Set problem:
Write out every single entry exactly.

Records provided:
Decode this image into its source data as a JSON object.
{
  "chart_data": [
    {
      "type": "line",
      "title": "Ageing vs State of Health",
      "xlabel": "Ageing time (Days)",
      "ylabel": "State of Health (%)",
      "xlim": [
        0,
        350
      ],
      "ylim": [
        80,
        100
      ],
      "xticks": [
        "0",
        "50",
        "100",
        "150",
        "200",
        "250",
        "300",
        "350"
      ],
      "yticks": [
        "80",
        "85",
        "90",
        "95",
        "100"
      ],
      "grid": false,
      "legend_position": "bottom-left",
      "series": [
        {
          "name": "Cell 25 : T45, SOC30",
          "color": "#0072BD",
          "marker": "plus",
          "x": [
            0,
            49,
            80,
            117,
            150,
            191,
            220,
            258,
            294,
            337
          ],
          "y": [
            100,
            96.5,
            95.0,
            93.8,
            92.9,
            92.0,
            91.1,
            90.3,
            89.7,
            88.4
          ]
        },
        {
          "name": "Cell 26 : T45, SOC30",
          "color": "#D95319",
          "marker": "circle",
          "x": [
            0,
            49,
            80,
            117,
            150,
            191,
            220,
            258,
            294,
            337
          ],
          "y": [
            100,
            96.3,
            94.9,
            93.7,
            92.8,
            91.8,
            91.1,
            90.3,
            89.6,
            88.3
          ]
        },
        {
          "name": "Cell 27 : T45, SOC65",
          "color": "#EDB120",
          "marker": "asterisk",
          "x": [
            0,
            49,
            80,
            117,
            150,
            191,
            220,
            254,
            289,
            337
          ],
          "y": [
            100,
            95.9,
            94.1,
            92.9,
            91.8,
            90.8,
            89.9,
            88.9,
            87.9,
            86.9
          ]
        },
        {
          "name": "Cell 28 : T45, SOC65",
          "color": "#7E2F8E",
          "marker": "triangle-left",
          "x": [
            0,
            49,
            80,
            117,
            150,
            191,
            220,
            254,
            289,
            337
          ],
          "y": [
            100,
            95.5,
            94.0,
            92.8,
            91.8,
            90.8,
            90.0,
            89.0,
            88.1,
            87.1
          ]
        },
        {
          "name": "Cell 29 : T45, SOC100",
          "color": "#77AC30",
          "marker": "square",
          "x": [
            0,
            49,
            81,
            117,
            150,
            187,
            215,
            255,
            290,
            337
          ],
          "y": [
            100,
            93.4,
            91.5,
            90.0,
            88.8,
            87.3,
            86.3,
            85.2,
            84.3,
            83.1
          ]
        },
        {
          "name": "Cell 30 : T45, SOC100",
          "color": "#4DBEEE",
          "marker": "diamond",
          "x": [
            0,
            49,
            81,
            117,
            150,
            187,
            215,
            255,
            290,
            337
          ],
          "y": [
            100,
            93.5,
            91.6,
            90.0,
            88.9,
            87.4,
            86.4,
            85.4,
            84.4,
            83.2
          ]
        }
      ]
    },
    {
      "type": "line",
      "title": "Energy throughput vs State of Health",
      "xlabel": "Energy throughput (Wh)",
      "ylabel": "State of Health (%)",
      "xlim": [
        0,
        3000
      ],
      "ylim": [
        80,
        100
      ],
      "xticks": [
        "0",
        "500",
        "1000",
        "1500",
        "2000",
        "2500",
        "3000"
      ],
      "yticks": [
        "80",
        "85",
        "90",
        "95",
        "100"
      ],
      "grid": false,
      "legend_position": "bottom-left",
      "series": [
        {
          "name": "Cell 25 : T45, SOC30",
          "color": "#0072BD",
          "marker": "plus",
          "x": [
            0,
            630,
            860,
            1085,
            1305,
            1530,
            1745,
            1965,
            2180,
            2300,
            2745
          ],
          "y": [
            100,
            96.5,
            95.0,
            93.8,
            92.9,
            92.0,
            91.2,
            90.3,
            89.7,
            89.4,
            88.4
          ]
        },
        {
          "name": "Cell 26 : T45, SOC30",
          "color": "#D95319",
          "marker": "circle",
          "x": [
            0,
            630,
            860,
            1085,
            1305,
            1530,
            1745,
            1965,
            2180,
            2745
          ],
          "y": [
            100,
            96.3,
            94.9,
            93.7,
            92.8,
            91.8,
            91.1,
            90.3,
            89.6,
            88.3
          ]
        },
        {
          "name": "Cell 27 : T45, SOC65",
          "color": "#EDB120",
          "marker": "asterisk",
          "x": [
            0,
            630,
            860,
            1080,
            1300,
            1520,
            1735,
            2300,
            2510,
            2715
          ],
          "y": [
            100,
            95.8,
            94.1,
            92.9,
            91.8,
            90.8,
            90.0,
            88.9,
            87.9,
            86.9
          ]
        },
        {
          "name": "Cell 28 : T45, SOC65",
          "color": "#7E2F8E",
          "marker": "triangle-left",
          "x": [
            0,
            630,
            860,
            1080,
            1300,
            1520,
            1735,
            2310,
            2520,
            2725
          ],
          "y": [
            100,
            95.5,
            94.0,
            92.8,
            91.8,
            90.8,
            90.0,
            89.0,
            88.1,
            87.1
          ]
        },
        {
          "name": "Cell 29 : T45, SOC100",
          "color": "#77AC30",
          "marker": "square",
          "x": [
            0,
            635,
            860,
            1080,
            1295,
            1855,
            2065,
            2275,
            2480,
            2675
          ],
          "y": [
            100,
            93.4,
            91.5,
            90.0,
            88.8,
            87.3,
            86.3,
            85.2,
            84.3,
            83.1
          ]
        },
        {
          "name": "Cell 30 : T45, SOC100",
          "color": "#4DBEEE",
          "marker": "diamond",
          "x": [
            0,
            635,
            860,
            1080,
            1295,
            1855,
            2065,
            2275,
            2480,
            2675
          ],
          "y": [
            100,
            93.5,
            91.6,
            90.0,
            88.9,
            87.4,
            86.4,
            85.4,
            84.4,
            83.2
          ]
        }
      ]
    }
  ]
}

Reply to the exercise:
Decode this image into its source data as a JSON object.
{
  "chart_data": [
    {
      "type": "line",
      "title": "Ageing vs State of Health",
      "xlabel": "Ageing time (Days)",
      "ylabel": "State of Health (%)",
      "xlim": [
        0,
        350
      ],
      "ylim": [
        80,
        100
      ],
      "xticks": [
        "0",
        "50",
        "100",
        "150",
        "200",
        "250",
        "300",
        "350"
      ],
      "yticks": [
        "80",
        "85",
        "90",
        "95",
        "100"
      ],
      "grid": false,
      "legend_position": "bottom-left",
      "series": [
        {
          "name": "Cell 25 : T45, SOC30",
          "color": "#0072BD",
          "marker": "plus",
          "x": [
            0,
            49,
            80,
            117,
            150,
            191,
            220,
            258,
            294,
            337
          ],
          "y": [
            100,
            96.5,
            95.0,
            93.8,
            92.9,
            92.0,
            91.1,
            90.3,
            89.7,
            88.4
          ]
        },
        {
          "name": "Cell 26 : T45, SOC30",
          "color": "#D95319",
          "marker": "circle",
          "x": [
            0,
            49,
            80,
            117,
            150,
            191,
            220,
            258,
            294,
            337
          ],
          "y": [
            100,
            96.3,
            94.9,
            93.7,
            92.8,
            91.8,
            91.1,
            90.3,
            89.6,
            88.3
          ]
        },
        {
          "name": "Cell 27 : T45, SOC65",
          "color": "#EDB120",
          "marker": "asterisk",
          "x": [
            0,
            49,
            80,
            117,
            150,
            191,
            220,
            254,
            289,
            337
          ],
          "y": [
            100,
            95.9,
            94.1,
            92.9,
            91.8,
            90.8,
            89.9,
            88.9,
            87.9,
            86.9
          ]
        },
        {
          "name": "Cell 28 : T45, SOC65",
          "color": "#7E2F8E",
          "marker": "triangle-left",
          "x": [
            0,
            49,
            80,
            117,
            150,
            191,
            220,
            254,
            289,
            337
          ],
          "y": [
            100,
            95.5,
            94.0,
            92.8,
            91.8,
            90.8,
            90.0,
            89.0,
            88.1,
            87.1
          ]
        },
        {
          "name": "Cell 29 : T45, SOC100",
          "color": "#77AC30",
          "marker": "square",
          "x": [
            0,
            49,
            81,
            117,
            150,
            187,
            215,
            255,
            290,
            337
          ],
          "y": [
            100,
            93.4,
            91.5,
            90.0,
            88.8,
            87.3,
            86.3,
            85.2,
            84.3,
            83.1
          ]
        },
        {
          "name": "Cell 30 : T45, SOC100",
          "color": "#4DBEEE",
          "marker": "diamond",
          "x": [
            0,
            49,
            81,
            117,
            150,
            187,
            215,
            255,
            290,
            337
          ],
          "y": [
            100,
            93.5,
            91.6,
            90.0,
            88.9,
            87.4,
            86.4,
            85.4,
            84.4,
            83.2
          ]
        }
      ]
    },
    {
      "type": "line",
      "title": "Energy throughput vs State of Health",
      "xlabel": "Energy throughput (Wh)",
      "ylabel": "State of Health (%)",
      "xlim": [
        0,
        3000
      ],
      "ylim": [
        80,
        100
      ],
      "xticks": [
        "0",
        "500",
        "1000",
        "1500",
        "2000",
        "2500",
        "3000"
      ],
      "yticks": [
        "80",
        "85",
        "90",
        "95",
        "100"
      ],
      "grid": false,
      "legend_position": "bottom-left",
      "series": [
        {
          "name": "Cell 25 : T45, SOC30",
          "color": "#0072BD",
          "marker": "plus",
          "x": [
            0,
            630,
            860,
            1085,
            1305,
            1530,
            1745,
            1965,
            2180,
            2300,
            2745
          ],
          "y": [
            100,
            96.5,
            95.0,
            93.8,
            92.9,
            92.0,
            91.2,
            90.3,
            89.7,
            89.4,
            88.4
          ]
        },
        {
          "name": "Cell 26 : T45, SOC30",
          "color": "#D95319",
          "marker": "circle",
          "x": [
            0,
            630,
            860,
            1085,
            1305,
            1530,
            1745,
            1965,
            2180,
            2745
          ],
          "y": [
            100,
            96.3,
            94.9,
            93.7,
            92.8,
            91.8,
            91.1,
            90.3,
            89.6,
            88.3
          ]
        },
        {
          "name": "Cell 27 : T45, SOC65",
          "color": "#EDB120",
          "marker": "asterisk",
          "x": [
            0,
            630,
            860,
            1080,
            1300,
            1520,
            1735,
            2300,
            2510,
            2715
          ],
          "y": [
            100,
            95.8,
            94.1,
            92.9,
            91.8,
            90.8,
            90.0,
            88.9,
            87.9,
            86.9
          ]
        },
        {
          "name": "Cell 28 : T45, SOC65",
          "color": "#7E2F8E",
          "marker": "triangle-left",
          "x": [
            0,
            630,
            860,
            1080,
            1300,
            1520,
            1735,
            2310,
            2520,
            2725
          ],
          "y": [
            100,
            95.5,
            94.0,
            92.8,
            91.8,
            90.8,
            90.0,
            89.0,
            88.1,
            87.1
          ]
        },
        {
          "name": "Cell 29 : T45, SOC100",
          "color": "#77AC30",
          "marker": "square",
          "x": [
            0,
            635,
            860,
            1080,
            1295,
            1855,
            2065,
            2275,
            2480,
            2675
          ],
          "y": [
            100,
            93.4,
            91.5,
            90.0,
            88.8,
            87.3,
            86.3,
            85.2,
            84.3,
            83.1
          ]
        },
        {
          "name": "Cell 30 : T45, SOC100",
          "color": "#4DBEEE",
          "marker": "diamond",
          "x": [
            0,
            635,
            860,
            1080,
            1295,
            1855,
            2065,
            2275,
            2480,
            2675
          ],
          "y": [
            100,
            93.5,
            91.6,
            90.0,
            88.9,
            87.4,
            86.4,
            85.4,
            84.4,
            83.2
          ]
        }
      ]
    }
  ]
}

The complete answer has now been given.